-- begin DATA PROVIDED --

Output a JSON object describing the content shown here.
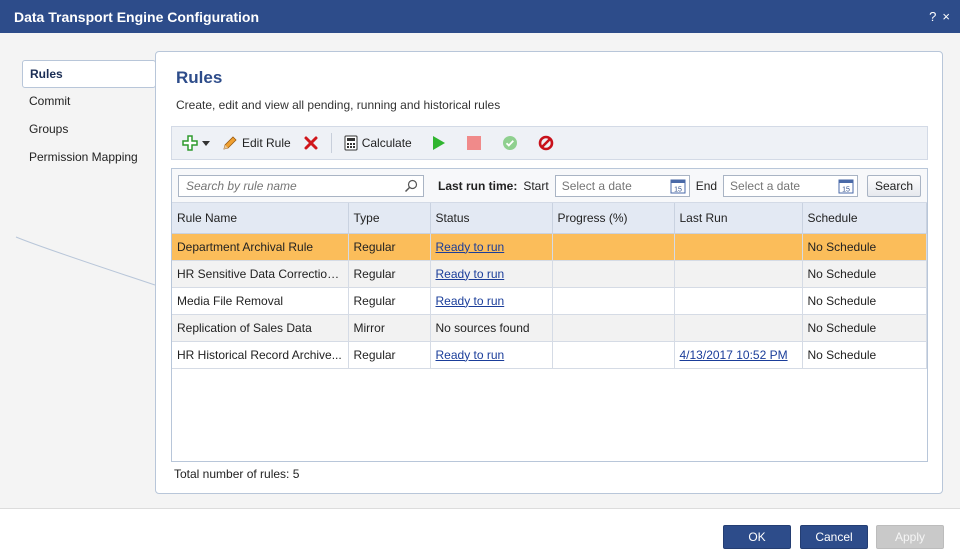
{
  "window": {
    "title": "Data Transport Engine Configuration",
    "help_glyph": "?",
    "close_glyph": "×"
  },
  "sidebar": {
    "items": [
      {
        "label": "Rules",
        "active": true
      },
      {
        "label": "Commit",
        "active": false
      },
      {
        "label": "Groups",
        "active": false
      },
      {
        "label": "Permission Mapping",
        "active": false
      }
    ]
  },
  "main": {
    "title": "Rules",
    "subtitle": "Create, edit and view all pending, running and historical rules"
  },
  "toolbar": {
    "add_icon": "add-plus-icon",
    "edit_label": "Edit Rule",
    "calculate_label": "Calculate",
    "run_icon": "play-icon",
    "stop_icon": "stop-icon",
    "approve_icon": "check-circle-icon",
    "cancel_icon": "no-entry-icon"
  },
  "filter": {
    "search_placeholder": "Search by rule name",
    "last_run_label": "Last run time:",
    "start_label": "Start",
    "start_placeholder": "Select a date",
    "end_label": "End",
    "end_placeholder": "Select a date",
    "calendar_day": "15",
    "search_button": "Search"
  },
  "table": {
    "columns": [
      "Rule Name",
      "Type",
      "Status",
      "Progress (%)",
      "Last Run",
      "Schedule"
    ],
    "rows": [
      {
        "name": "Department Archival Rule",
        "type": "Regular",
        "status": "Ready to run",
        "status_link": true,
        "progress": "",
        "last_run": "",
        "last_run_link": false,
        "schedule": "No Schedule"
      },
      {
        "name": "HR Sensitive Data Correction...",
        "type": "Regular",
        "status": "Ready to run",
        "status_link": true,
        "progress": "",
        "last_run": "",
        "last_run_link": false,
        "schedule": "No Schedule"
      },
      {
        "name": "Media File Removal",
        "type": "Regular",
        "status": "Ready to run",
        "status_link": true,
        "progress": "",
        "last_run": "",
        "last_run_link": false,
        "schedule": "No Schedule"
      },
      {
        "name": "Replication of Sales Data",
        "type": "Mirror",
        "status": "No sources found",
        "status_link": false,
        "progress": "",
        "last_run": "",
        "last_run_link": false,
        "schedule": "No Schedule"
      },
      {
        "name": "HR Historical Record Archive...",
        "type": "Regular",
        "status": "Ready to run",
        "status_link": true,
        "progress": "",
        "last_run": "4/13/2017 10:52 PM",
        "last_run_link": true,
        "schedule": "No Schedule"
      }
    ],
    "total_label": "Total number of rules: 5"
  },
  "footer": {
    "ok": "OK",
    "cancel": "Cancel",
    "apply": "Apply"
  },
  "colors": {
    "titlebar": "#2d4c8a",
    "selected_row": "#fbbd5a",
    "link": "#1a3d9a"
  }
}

-- end DATA PROVIDED --

WHAT TO DO. Output an exact copy of the material, with the pictures removed.

RESPONSE TO THE EXERCISE.
Output a JSON object describing the content shown here.
{
  "window": {
    "title": "Data Transport Engine Configuration",
    "help_glyph": "?",
    "close_glyph": "×"
  },
  "sidebar": {
    "items": [
      {
        "label": "Rules",
        "active": true
      },
      {
        "label": "Commit",
        "active": false
      },
      {
        "label": "Groups",
        "active": false
      },
      {
        "label": "Permission Mapping",
        "active": false
      }
    ]
  },
  "main": {
    "title": "Rules",
    "subtitle": "Create, edit and view all pending, running and historical rules"
  },
  "toolbar": {
    "add_icon": "add-plus-icon",
    "edit_label": "Edit Rule",
    "calculate_label": "Calculate",
    "run_icon": "play-icon",
    "stop_icon": "stop-icon",
    "approve_icon": "check-circle-icon",
    "cancel_icon": "no-entry-icon"
  },
  "filter": {
    "search_placeholder": "Search by rule name",
    "last_run_label": "Last run time:",
    "start_label": "Start",
    "start_placeholder": "Select a date",
    "end_label": "End",
    "end_placeholder": "Select a date",
    "calendar_day": "15",
    "search_button": "Search"
  },
  "table": {
    "columns": [
      "Rule Name",
      "Type",
      "Status",
      "Progress (%)",
      "Last Run",
      "Schedule"
    ],
    "rows": [
      {
        "name": "Department Archival Rule",
        "type": "Regular",
        "status": "Ready to run",
        "status_link": true,
        "progress": "",
        "last_run": "",
        "last_run_link": false,
        "schedule": "No Schedule"
      },
      {
        "name": "HR Sensitive Data Correction...",
        "type": "Regular",
        "status": "Ready to run",
        "status_link": true,
        "progress": "",
        "last_run": "",
        "last_run_link": false,
        "schedule": "No Schedule"
      },
      {
        "name": "Media File Removal",
        "type": "Regular",
        "status": "Ready to run",
        "status_link": true,
        "progress": "",
        "last_run": "",
        "last_run_link": false,
        "schedule": "No Schedule"
      },
      {
        "name": "Replication of Sales Data",
        "type": "Mirror",
        "status": "No sources found",
        "status_link": false,
        "progress": "",
        "last_run": "",
        "last_run_link": false,
        "schedule": "No Schedule"
      },
      {
        "name": "HR Historical Record Archive...",
        "type": "Regular",
        "status": "Ready to run",
        "status_link": true,
        "progress": "",
        "last_run": "4/13/2017 10:52 PM",
        "last_run_link": true,
        "schedule": "No Schedule"
      }
    ],
    "total_label": "Total number of rules: 5"
  },
  "footer": {
    "ok": "OK",
    "cancel": "Cancel",
    "apply": "Apply"
  },
  "colors": {
    "titlebar": "#2d4c8a",
    "selected_row": "#fbbd5a",
    "link": "#1a3d9a"
  }
}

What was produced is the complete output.